Task prompt |
Retype the article about mutual funds and private banks from "The weightage of" to "Financial Services Ltd.", word for word.

Text shown |
#####
The increase in exposure to private banks by mutual funds also likely contributed to the rally in the sector in August
However, due to a lack of clarity around non-performing loan cycle and growth outlook, large private banks have been underperforming the benchmark in the last few months post March
Mumbai: Despite fears of defaults and end of the moratorium period, private banks were strong favourites among fund managers in August after hitting a 22-month low in July, while net outflow from equity schemes surged to a 10-year high, data for India’s top 20 mutual fund houses showed.
The weightage of private banks in mutual fund schemes was up by 110 basis points (bps) from 16.2% in July to 17.3% in August. However, the weightage is still 280bps lower compared to 20.1% in the year-ago, according to data from Association of Mutual Funds in India (Amfi) and NAV India, and analyzed by Motilal Oswal Financial Services Ltd.
#####
Given entries |
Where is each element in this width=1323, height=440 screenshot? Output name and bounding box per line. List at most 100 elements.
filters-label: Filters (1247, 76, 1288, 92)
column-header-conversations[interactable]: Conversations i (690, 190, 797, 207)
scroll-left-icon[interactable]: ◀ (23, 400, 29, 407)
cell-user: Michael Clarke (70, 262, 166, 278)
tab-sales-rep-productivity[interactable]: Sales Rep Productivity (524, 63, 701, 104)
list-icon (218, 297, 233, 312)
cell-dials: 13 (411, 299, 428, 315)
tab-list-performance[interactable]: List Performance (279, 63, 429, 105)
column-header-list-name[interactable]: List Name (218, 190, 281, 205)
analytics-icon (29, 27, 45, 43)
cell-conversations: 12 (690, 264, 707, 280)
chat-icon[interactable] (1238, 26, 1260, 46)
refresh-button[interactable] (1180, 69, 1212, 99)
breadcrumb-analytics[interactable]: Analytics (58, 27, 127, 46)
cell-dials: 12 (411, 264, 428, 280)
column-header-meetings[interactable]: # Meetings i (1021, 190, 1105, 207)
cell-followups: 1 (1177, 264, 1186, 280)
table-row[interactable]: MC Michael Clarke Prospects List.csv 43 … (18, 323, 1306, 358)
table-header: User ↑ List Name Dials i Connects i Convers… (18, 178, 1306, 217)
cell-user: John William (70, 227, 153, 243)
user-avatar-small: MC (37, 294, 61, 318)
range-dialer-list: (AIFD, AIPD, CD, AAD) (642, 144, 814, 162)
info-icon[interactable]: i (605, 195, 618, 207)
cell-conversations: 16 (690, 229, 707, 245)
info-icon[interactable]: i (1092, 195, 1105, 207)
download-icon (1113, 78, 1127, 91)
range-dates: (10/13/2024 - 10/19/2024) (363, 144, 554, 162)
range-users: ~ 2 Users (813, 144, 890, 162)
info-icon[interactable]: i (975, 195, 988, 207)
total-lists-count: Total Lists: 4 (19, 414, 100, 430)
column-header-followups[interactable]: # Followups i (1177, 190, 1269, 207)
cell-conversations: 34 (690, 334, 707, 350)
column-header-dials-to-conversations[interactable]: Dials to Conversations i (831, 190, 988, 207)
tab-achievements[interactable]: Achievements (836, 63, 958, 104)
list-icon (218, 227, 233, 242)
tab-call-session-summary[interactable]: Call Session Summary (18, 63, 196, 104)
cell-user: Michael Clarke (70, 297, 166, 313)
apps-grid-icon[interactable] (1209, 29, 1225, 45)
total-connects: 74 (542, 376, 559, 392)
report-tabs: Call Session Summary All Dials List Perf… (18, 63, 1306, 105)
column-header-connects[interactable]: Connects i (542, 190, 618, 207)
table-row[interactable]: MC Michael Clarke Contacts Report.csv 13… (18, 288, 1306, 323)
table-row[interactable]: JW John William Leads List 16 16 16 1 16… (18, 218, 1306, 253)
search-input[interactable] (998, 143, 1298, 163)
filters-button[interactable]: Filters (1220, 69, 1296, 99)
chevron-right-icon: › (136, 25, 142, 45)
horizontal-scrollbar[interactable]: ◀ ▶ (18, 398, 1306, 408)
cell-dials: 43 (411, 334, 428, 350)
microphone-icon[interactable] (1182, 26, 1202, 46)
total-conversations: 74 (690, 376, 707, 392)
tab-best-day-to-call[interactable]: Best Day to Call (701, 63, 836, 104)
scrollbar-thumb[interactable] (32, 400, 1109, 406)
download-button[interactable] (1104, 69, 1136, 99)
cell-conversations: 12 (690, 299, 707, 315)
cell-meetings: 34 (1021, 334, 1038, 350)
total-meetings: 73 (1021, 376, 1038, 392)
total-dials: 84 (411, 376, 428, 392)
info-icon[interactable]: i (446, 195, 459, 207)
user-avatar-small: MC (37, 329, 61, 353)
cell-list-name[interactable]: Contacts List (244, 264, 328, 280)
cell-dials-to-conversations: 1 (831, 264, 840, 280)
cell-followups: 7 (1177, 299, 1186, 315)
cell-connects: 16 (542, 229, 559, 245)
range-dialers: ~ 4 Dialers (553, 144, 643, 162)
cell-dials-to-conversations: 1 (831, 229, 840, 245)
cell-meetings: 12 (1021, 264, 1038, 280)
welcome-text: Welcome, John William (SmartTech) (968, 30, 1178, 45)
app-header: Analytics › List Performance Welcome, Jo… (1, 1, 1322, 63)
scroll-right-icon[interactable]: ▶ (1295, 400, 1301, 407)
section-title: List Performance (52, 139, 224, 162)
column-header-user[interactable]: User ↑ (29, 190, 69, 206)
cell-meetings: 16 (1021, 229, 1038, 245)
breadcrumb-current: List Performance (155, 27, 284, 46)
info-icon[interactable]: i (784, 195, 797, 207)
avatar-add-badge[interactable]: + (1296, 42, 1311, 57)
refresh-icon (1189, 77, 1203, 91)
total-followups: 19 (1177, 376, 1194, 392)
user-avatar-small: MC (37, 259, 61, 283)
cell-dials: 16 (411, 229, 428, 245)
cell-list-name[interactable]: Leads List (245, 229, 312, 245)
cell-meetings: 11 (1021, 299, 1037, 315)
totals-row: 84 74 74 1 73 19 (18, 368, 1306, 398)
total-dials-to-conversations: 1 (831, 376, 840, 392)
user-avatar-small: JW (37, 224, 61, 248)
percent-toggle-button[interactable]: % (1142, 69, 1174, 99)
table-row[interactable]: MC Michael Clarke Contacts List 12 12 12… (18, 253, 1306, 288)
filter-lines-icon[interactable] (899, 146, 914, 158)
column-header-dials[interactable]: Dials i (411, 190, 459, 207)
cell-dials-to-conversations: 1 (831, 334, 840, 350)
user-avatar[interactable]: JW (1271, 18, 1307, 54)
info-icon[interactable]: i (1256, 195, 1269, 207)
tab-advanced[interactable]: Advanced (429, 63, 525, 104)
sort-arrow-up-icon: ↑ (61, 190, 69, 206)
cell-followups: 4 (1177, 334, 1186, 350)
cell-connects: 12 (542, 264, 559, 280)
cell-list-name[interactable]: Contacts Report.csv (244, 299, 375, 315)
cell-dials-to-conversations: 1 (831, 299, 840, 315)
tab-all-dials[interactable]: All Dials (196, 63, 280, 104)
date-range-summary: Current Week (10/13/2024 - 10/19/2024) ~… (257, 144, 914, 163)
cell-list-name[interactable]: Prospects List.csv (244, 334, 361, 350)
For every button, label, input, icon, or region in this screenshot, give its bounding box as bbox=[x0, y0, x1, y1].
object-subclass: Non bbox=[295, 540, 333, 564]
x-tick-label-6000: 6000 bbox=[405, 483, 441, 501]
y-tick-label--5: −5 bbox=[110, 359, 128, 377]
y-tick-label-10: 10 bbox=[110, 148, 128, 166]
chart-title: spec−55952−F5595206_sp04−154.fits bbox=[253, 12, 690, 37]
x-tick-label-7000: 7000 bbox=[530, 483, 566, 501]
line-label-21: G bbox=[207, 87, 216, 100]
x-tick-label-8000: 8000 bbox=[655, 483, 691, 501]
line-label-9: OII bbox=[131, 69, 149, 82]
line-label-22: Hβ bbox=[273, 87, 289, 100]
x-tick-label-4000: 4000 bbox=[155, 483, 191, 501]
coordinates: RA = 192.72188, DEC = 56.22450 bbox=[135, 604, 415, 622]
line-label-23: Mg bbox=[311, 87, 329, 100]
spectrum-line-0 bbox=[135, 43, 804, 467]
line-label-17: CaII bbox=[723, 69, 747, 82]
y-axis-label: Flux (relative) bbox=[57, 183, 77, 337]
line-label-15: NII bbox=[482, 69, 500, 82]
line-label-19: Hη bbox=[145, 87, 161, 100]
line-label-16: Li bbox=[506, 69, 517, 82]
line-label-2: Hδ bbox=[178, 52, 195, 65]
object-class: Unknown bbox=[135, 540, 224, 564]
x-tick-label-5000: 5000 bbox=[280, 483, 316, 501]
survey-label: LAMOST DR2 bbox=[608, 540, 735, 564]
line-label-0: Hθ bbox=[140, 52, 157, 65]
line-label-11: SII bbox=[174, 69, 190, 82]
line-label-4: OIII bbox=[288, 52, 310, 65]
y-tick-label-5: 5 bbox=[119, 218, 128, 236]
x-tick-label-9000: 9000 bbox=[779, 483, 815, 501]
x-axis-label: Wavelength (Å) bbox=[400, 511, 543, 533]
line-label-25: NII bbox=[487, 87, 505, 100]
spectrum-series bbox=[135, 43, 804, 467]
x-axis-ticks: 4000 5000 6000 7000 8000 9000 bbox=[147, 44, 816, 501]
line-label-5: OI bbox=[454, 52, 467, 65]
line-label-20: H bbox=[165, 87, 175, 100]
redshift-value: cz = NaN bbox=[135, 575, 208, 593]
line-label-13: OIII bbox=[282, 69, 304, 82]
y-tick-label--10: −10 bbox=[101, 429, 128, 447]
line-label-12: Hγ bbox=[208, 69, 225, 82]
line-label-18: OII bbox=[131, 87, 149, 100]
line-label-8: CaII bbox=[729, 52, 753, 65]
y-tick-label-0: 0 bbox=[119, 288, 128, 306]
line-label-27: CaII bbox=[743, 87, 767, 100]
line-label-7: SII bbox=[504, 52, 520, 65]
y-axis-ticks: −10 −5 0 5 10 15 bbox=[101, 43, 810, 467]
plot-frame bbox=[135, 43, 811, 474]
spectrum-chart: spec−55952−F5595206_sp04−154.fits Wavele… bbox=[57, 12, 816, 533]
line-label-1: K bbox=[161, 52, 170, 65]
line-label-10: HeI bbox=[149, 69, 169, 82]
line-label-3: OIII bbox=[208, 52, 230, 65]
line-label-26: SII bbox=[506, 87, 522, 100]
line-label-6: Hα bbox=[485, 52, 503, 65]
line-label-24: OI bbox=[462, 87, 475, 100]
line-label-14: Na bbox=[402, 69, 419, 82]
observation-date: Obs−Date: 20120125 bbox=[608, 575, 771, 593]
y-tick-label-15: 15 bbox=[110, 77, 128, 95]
#####
Reply |
The weightage of private banks in mutual fund schemes was up by 110 basis points (bps) from 16.2% in July to 17.3% in August. However, the weightage is still 280bps lower compared to 20.1% in the year-ago, according to data from Association of Mutual Funds in India (Amfi) and NAV India, and analyzed by Motilal Oswal Financial Services Ltd.